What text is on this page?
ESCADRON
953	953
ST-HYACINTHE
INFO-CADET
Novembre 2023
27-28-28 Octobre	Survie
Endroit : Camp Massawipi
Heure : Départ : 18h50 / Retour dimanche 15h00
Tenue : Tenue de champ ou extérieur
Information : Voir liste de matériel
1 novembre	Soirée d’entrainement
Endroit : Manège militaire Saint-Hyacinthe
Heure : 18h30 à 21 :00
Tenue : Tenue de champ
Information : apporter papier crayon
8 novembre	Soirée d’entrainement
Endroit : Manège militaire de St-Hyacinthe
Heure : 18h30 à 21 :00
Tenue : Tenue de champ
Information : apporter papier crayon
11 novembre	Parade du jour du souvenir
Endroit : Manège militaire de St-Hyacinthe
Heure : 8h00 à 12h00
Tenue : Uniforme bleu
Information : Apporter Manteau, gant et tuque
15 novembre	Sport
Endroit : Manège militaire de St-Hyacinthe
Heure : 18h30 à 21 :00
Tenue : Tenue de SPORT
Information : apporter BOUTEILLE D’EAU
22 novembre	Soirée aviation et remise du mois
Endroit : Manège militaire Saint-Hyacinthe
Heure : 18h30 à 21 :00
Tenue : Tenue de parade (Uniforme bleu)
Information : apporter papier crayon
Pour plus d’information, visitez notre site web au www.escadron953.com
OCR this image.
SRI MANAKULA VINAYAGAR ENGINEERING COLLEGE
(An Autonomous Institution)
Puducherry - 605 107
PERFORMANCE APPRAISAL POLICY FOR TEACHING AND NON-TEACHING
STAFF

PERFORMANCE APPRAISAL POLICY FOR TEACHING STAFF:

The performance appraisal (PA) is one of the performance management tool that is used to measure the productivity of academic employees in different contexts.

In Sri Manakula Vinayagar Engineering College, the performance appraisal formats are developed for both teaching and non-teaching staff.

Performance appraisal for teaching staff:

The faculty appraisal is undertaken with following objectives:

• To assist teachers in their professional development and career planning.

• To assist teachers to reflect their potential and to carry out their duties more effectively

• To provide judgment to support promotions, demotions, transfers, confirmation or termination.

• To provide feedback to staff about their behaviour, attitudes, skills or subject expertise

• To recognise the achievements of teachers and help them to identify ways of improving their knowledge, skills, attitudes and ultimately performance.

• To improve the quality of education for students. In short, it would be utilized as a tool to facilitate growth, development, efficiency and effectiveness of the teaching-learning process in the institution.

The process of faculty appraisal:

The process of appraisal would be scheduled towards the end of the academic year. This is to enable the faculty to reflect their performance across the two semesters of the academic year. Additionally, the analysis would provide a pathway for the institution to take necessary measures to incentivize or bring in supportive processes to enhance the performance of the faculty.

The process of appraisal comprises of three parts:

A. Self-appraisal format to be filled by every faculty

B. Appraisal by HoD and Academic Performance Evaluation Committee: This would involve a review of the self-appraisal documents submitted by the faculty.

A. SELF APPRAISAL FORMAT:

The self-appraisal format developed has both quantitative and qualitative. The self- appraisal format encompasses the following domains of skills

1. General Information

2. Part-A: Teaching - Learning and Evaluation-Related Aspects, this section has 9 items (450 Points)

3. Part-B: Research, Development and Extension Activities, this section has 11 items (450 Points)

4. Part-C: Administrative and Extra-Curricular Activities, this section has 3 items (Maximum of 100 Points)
____________
Stated exercise => Give the number of lines where the string "Activities" occurs, without any further text.

Answer to the problem => 2